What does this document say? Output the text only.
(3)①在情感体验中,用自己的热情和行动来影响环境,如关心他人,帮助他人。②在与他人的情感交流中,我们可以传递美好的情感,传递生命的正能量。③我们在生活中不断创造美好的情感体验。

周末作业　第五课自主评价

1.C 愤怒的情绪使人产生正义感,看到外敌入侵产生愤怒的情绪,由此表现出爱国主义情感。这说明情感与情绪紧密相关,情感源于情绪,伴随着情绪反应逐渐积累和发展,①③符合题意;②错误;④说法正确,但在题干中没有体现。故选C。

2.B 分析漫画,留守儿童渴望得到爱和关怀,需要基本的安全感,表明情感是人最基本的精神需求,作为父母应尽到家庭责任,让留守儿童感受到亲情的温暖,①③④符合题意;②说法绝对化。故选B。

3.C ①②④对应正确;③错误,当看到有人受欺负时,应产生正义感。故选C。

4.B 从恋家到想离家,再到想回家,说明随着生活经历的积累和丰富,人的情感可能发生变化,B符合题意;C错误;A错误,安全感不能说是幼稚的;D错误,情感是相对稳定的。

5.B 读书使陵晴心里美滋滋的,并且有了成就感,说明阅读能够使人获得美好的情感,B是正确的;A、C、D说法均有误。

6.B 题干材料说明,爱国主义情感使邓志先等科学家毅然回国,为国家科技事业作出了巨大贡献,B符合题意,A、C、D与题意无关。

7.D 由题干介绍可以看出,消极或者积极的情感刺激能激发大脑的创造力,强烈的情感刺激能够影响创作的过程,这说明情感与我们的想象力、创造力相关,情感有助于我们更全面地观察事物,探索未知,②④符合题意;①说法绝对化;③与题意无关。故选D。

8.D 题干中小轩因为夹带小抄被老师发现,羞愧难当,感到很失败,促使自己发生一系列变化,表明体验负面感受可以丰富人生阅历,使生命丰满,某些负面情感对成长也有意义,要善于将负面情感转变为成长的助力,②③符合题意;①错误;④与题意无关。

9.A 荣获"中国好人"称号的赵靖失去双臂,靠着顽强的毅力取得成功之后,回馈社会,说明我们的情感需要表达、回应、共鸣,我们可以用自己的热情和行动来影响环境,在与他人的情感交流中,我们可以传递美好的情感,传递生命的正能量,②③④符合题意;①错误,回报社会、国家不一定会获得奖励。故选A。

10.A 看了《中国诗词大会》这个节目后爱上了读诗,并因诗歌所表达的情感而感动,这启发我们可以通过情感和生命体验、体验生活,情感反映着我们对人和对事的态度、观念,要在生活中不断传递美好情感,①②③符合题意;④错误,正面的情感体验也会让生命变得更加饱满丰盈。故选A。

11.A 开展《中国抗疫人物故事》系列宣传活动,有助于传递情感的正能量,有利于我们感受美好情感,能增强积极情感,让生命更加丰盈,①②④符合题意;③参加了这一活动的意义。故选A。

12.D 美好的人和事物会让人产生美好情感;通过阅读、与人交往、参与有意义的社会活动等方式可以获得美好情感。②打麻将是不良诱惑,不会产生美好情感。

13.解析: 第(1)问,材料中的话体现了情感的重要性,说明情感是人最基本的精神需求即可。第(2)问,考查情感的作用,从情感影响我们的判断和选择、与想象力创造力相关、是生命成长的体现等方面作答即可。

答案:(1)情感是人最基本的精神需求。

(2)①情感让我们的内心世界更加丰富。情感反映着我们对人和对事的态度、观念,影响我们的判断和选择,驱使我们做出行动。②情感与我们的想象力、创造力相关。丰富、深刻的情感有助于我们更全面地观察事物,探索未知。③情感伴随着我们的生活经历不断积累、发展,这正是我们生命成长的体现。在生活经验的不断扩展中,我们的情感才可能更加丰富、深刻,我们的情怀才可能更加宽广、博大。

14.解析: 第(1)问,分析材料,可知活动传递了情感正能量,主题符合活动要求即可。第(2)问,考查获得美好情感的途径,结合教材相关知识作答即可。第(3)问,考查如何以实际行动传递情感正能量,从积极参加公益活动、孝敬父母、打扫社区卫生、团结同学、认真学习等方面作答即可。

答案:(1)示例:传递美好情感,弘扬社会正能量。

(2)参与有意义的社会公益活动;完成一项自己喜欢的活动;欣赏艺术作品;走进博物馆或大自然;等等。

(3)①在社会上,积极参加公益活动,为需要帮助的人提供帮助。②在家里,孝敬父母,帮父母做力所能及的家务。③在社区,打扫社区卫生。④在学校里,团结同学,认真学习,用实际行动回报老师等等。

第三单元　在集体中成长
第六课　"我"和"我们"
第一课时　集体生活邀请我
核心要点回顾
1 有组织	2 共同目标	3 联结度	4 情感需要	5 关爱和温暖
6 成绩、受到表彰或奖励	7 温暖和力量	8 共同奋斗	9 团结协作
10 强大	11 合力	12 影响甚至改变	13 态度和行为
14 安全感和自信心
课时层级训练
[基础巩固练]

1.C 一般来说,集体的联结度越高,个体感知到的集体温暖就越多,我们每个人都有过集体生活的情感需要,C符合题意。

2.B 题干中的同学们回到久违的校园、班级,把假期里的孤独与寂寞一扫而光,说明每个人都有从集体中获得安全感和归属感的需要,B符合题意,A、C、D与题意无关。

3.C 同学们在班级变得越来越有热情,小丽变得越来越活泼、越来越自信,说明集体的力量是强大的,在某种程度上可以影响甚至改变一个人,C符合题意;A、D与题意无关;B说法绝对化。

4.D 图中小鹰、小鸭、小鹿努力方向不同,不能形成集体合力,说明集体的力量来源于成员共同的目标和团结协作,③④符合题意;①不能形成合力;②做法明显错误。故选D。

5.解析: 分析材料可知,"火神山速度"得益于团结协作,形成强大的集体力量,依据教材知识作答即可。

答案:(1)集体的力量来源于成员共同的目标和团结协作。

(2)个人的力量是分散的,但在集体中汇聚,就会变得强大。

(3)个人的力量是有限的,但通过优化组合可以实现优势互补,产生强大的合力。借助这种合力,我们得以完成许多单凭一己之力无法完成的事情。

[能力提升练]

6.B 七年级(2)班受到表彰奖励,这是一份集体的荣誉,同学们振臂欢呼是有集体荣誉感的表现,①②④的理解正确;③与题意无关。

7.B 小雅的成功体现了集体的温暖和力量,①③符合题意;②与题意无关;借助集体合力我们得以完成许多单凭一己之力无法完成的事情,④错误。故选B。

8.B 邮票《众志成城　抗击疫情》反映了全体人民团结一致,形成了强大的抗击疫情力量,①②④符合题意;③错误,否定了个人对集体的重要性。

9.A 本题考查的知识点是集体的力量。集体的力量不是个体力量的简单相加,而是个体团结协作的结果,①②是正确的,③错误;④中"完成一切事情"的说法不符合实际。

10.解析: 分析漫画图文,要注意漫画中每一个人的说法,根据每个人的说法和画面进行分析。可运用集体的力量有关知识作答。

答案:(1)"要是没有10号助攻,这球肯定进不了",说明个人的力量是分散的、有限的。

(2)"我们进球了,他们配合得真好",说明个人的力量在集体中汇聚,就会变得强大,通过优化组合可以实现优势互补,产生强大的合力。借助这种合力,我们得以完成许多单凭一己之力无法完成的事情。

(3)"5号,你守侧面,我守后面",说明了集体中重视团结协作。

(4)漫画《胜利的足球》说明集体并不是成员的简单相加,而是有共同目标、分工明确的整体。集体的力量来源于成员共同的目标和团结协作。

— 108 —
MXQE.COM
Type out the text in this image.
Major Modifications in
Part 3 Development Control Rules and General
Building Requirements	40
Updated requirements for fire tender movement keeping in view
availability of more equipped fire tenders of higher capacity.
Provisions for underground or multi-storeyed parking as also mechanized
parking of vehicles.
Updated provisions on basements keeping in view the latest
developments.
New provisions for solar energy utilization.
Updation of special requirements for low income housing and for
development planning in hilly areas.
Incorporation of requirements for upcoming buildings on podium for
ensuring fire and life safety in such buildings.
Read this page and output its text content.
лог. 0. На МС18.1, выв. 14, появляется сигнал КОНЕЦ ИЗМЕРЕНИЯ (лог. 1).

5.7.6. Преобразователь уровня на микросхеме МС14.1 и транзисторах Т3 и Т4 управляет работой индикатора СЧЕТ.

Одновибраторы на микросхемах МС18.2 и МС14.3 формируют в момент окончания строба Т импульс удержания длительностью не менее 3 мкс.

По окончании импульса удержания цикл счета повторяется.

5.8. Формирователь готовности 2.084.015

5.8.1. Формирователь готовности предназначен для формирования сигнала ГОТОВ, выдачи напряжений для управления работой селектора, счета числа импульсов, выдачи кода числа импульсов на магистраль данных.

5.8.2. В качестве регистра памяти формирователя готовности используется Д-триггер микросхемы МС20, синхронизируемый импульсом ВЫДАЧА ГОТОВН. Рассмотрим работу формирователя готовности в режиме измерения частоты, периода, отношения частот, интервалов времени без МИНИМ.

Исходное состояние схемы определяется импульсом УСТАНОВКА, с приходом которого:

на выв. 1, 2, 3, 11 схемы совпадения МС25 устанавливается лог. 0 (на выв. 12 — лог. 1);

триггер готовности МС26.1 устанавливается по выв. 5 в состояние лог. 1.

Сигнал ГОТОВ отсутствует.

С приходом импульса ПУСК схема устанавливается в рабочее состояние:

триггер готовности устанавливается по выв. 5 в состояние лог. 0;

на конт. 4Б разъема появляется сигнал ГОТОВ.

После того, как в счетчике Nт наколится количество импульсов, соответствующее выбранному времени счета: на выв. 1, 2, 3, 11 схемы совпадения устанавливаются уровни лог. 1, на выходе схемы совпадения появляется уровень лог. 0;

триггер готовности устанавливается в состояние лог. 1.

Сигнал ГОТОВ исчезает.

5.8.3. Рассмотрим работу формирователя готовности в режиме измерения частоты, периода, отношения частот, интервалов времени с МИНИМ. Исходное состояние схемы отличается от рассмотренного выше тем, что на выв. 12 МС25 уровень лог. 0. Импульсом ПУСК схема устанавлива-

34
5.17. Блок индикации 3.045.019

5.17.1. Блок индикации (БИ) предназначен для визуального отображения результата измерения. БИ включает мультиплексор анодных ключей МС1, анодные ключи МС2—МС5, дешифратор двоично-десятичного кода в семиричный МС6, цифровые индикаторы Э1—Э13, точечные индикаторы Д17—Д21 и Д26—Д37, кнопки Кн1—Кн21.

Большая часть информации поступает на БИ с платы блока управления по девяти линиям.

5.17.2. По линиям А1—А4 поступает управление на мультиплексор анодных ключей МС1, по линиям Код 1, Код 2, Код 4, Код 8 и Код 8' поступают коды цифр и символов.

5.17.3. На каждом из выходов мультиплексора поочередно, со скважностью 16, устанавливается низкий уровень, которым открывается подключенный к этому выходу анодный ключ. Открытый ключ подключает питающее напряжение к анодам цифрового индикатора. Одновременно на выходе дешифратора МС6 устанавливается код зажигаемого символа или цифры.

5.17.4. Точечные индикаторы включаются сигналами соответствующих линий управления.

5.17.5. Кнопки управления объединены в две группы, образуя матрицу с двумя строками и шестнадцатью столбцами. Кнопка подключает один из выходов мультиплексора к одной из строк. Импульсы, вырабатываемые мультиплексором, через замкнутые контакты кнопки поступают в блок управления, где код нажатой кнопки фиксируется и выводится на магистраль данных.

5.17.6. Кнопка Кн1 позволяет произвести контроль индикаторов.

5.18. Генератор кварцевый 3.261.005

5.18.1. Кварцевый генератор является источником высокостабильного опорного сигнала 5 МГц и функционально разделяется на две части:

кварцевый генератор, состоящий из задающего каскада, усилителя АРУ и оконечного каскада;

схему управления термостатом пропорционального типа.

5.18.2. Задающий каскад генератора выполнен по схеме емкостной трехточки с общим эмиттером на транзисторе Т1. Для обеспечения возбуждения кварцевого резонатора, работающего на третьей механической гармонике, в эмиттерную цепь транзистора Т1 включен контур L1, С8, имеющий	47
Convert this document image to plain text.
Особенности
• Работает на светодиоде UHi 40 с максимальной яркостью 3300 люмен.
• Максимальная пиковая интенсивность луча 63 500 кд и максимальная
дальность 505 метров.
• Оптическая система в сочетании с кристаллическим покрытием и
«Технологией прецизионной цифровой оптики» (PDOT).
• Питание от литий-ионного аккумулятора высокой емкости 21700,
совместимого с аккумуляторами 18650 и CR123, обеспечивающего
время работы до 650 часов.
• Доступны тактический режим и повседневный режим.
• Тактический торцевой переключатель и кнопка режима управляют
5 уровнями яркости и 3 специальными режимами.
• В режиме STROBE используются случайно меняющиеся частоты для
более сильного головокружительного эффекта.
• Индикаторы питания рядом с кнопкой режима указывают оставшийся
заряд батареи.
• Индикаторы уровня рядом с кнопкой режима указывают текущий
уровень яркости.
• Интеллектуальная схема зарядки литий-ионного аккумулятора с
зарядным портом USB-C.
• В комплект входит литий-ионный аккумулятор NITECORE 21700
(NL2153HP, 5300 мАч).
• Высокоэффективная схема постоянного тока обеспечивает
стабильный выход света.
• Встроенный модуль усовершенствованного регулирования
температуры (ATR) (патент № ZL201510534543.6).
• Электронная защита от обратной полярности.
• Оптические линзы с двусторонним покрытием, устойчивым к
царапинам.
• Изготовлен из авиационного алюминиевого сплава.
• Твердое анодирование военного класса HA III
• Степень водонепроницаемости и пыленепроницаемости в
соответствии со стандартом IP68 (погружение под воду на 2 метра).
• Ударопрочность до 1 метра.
= = = = =
## Exercise brief
Locate the word "приходом" in the records above, and return each line that has it.

## Result for this exercise
Исходное состояние схемы определяется импульсом УСТАНОВКА, с приходом которого:
С приходом импульса ПУСК схема устанавливается в рабочее состояние:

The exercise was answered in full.